* **To do**
Reproduce every record below exactly as written, leaving out any pictures.

═════ Records shown

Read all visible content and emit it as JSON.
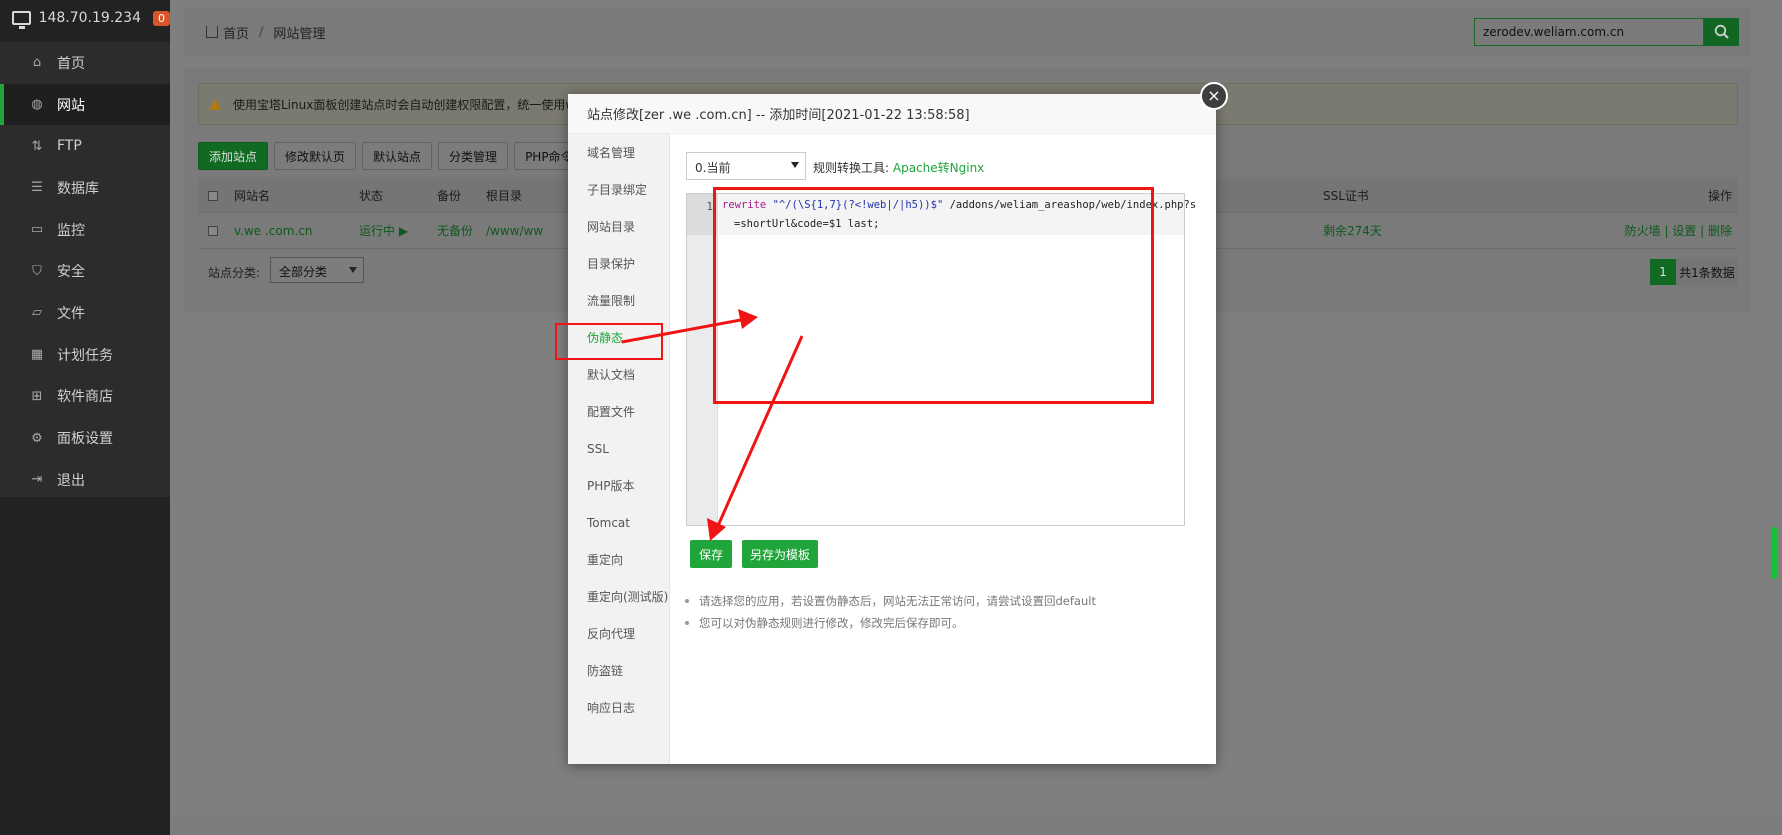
{
  "sidebar": {
    "server_ip": "148.70.19.234",
    "badge": "0",
    "items": [
      {
        "label": "首页",
        "icon": "home-icon"
      },
      {
        "label": "网站",
        "icon": "globe-icon"
      },
      {
        "label": "FTP",
        "icon": "ftp-icon"
      },
      {
        "label": "数据库",
        "icon": "database-icon"
      },
      {
        "label": "监控",
        "icon": "monitor-icon"
      },
      {
        "label": "安全",
        "icon": "shield-icon"
      },
      {
        "label": "文件",
        "icon": "folder-icon"
      },
      {
        "label": "计划任务",
        "icon": "calendar-icon"
      },
      {
        "label": "软件商店",
        "icon": "grid-icon"
      },
      {
        "label": "面板设置",
        "icon": "settings-icon"
      },
      {
        "label": "退出",
        "icon": "logout-icon"
      }
    ],
    "active_item": "网站"
  },
  "header": {
    "breadcrumb_home": "首页",
    "breadcrumb_sep": "/",
    "breadcrumb_current": "网站管理",
    "search_value": "zerodev.weliam.com.cn"
  },
  "main": {
    "warning": "使用宝塔Linux面板创建站点时会自动创建权限配置，统一使用www用",
    "toolbar": [
      "添加站点",
      "修改默认页",
      "默认站点",
      "分类管理",
      "PHP命令行版本"
    ],
    "table_headers": {
      "name": "网站名",
      "status": "状态",
      "backup": "备份",
      "root": "根目录",
      "ssl": "SSL证书",
      "actions": "操作"
    },
    "row": {
      "name": "v.we   .com.cn",
      "status": "运行中 ▶",
      "backup": "无备份",
      "root": "/www/ww",
      "ssl": "剩余274天",
      "actions": "防火墙 | 设置 | 删除"
    },
    "category_label": "站点分类:",
    "category_value": "全部分类",
    "page_number": "1",
    "total": "共1条数据"
  },
  "modal": {
    "title": "站点修改[zer      .we     .com.cn] -- 添加时间[2021-01-22 13:58:58]",
    "close": "×",
    "nav": [
      "域名管理",
      "子目录绑定",
      "网站目录",
      "目录保护",
      "流量限制",
      "伪静态",
      "默认文档",
      "配置文件",
      "SSL",
      "PHP版本",
      "Tomcat",
      "重定向",
      "重定向(测试版)",
      "反向代理",
      "防盗链",
      "响应日志"
    ],
    "active_nav": "伪静态",
    "version_select": "0.当前",
    "convert_label": "规则转换工具:",
    "convert_link": "Apache转Nginx",
    "editor": {
      "line_number": "1",
      "kw": "rewrite",
      "pattern": "\"^/(\\S{1,7}(?<!web|/|h5))$\"",
      "path": " /addons/weliam_areashop/web/index.php?s",
      "continuation": "=shortUrl&code=$1 last;"
    },
    "save_label": "保存",
    "save_template_label": "另存为模板",
    "tips": [
      "请选择您的应用，若设置伪静态后，网站无法正常访问，请尝试设置回default",
      "您可以对伪静态规则进行修改，修改完后保存即可。"
    ]
  }
}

══════════

* **Task result**
Read all visible content and emit it as JSON.
{
  "sidebar": {
    "server_ip": "148.70.19.234",
    "badge": "0",
    "items": [
      {
        "label": "首页",
        "icon": "home-icon"
      },
      {
        "label": "网站",
        "icon": "globe-icon"
      },
      {
        "label": "FTP",
        "icon": "ftp-icon"
      },
      {
        "label": "数据库",
        "icon": "database-icon"
      },
      {
        "label": "监控",
        "icon": "monitor-icon"
      },
      {
        "label": "安全",
        "icon": "shield-icon"
      },
      {
        "label": "文件",
        "icon": "folder-icon"
      },
      {
        "label": "计划任务",
        "icon": "calendar-icon"
      },
      {
        "label": "软件商店",
        "icon": "grid-icon"
      },
      {
        "label": "面板设置",
        "icon": "settings-icon"
      },
      {
        "label": "退出",
        "icon": "logout-icon"
      }
    ],
    "active_item": "网站"
  },
  "header": {
    "breadcrumb_home": "首页",
    "breadcrumb_sep": "/",
    "breadcrumb_current": "网站管理",
    "search_value": "zerodev.weliam.com.cn"
  },
  "main": {
    "warning": "使用宝塔Linux面板创建站点时会自动创建权限配置，统一使用www用",
    "toolbar": [
      "添加站点",
      "修改默认页",
      "默认站点",
      "分类管理",
      "PHP命令行版本"
    ],
    "table_headers": {
      "name": "网站名",
      "status": "状态",
      "backup": "备份",
      "root": "根目录",
      "ssl": "SSL证书",
      "actions": "操作"
    },
    "row": {
      "name": "v.we   .com.cn",
      "status": "运行中 ▶",
      "backup": "无备份",
      "root": "/www/ww",
      "ssl": "剩余274天",
      "actions": "防火墙 | 设置 | 删除"
    },
    "category_label": "站点分类:",
    "category_value": "全部分类",
    "page_number": "1",
    "total": "共1条数据"
  },
  "modal": {
    "title": "站点修改[zer      .we     .com.cn] -- 添加时间[2021-01-22 13:58:58]",
    "close": "×",
    "nav": [
      "域名管理",
      "子目录绑定",
      "网站目录",
      "目录保护",
      "流量限制",
      "伪静态",
      "默认文档",
      "配置文件",
      "SSL",
      "PHP版本",
      "Tomcat",
      "重定向",
      "重定向(测试版)",
      "反向代理",
      "防盗链",
      "响应日志"
    ],
    "active_nav": "伪静态",
    "version_select": "0.当前",
    "convert_label": "规则转换工具:",
    "convert_link": "Apache转Nginx",
    "editor": {
      "line_number": "1",
      "kw": "rewrite",
      "pattern": "\"^/(\\S{1,7}(?<!web|/|h5))$\"",
      "path": " /addons/weliam_areashop/web/index.php?s",
      "continuation": "=shortUrl&code=$1 last;"
    },
    "save_label": "保存",
    "save_template_label": "另存为模板",
    "tips": [
      "请选择您的应用，若设置伪静态后，网站无法正常访问，请尝试设置回default",
      "您可以对伪静态规则进行修改，修改完后保存即可。"
    ]
  }
}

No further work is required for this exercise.